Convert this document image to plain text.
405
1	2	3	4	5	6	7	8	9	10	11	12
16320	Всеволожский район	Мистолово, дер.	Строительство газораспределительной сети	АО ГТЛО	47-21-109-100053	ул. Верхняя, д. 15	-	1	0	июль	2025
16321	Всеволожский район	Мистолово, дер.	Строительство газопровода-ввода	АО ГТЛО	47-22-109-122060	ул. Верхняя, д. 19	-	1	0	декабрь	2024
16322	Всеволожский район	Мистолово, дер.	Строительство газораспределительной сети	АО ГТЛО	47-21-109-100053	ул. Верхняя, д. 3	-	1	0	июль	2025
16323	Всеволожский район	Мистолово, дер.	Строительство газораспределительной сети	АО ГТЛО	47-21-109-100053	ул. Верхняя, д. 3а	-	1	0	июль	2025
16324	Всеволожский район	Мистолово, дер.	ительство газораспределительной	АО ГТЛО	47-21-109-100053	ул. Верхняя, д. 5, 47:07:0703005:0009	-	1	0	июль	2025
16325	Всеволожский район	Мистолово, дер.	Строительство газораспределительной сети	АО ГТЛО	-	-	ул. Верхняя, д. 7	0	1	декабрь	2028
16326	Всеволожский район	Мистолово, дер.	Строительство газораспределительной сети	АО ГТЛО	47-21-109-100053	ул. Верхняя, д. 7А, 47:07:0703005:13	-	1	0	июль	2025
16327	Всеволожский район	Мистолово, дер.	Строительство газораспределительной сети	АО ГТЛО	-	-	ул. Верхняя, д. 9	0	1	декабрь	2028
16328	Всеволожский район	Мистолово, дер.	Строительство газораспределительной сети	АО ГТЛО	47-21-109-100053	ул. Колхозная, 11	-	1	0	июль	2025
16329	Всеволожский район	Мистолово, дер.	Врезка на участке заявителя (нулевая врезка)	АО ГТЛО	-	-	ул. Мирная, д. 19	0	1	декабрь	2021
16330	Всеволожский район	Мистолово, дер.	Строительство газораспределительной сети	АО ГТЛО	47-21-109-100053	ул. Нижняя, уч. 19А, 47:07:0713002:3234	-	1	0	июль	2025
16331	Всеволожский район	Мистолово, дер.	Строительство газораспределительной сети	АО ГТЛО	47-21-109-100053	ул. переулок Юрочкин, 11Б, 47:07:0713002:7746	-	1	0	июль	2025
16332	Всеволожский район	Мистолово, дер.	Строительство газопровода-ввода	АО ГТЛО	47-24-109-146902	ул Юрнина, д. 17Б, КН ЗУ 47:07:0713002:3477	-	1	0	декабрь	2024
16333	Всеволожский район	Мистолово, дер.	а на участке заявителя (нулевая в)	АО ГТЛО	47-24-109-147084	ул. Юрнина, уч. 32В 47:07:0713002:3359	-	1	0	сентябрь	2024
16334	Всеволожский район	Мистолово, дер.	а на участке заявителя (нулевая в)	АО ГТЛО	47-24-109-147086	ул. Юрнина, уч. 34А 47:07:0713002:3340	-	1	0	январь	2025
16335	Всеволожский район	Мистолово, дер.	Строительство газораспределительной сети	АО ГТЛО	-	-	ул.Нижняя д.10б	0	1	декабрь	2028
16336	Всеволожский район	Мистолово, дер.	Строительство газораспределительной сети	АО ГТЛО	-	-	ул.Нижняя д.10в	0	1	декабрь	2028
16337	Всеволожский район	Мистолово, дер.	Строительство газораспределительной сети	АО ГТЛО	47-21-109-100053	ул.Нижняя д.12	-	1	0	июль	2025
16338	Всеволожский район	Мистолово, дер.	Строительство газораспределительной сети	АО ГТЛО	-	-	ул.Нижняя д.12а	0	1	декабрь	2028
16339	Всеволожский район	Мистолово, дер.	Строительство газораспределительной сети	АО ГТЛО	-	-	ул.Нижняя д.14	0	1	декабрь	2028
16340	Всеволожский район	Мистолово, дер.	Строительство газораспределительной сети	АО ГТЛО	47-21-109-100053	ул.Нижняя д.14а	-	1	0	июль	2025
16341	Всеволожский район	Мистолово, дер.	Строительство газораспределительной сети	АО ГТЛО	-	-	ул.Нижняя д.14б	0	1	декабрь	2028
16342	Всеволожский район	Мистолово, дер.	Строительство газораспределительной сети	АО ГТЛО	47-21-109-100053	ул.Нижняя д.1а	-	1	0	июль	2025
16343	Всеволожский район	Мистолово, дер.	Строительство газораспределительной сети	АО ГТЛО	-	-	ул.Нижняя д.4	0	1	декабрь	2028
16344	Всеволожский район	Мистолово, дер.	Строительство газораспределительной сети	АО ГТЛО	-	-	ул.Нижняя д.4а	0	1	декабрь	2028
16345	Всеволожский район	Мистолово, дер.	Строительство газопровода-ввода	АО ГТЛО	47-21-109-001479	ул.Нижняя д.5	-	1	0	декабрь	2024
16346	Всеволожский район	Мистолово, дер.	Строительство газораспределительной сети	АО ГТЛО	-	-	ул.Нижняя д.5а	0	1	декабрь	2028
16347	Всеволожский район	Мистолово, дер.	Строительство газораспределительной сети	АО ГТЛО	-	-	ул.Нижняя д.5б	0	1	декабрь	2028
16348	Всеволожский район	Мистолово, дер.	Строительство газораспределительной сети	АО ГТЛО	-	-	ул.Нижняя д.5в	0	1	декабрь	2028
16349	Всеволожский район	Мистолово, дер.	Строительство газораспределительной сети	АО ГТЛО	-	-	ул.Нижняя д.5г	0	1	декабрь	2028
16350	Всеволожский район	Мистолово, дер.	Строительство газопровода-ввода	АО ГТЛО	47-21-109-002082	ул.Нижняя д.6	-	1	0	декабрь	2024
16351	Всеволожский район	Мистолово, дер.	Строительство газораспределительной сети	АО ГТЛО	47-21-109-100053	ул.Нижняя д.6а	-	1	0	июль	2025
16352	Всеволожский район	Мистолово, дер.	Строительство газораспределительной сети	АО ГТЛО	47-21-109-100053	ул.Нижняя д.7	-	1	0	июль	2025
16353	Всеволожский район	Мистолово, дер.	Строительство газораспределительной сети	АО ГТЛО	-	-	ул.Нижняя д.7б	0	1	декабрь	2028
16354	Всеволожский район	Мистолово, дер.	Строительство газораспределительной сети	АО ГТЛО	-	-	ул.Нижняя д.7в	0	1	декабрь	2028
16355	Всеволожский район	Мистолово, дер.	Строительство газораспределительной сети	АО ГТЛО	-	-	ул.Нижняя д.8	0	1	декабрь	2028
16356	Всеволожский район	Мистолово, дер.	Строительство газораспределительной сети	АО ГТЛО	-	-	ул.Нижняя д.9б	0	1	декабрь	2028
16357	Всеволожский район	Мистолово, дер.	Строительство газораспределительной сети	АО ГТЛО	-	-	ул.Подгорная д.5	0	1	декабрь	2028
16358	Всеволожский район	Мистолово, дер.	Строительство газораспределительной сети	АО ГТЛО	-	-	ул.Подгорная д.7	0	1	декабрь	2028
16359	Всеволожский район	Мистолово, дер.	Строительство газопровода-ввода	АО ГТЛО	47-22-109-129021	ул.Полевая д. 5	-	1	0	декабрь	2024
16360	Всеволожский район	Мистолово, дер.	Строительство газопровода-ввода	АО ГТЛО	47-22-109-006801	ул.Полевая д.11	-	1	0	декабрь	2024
• • • • •
▶ _What you are asked to do_: Gather every line containing the word "Полевая" and copy it.

▶ _Task response_:
16359	Всеволожский район	Мистолово, дер.	Строительство газопровода-ввода	АО ГТЛО	47-22-109-129021	ул.Полевая д. 5	-	1	0	декабрь	2024
16360	Всеволожский район	Мистолово, дер.	Строительство газопровода-ввода	АО ГТЛО	47-22-109-006801	ул.Полевая д.11	-	1	0	декабрь	2024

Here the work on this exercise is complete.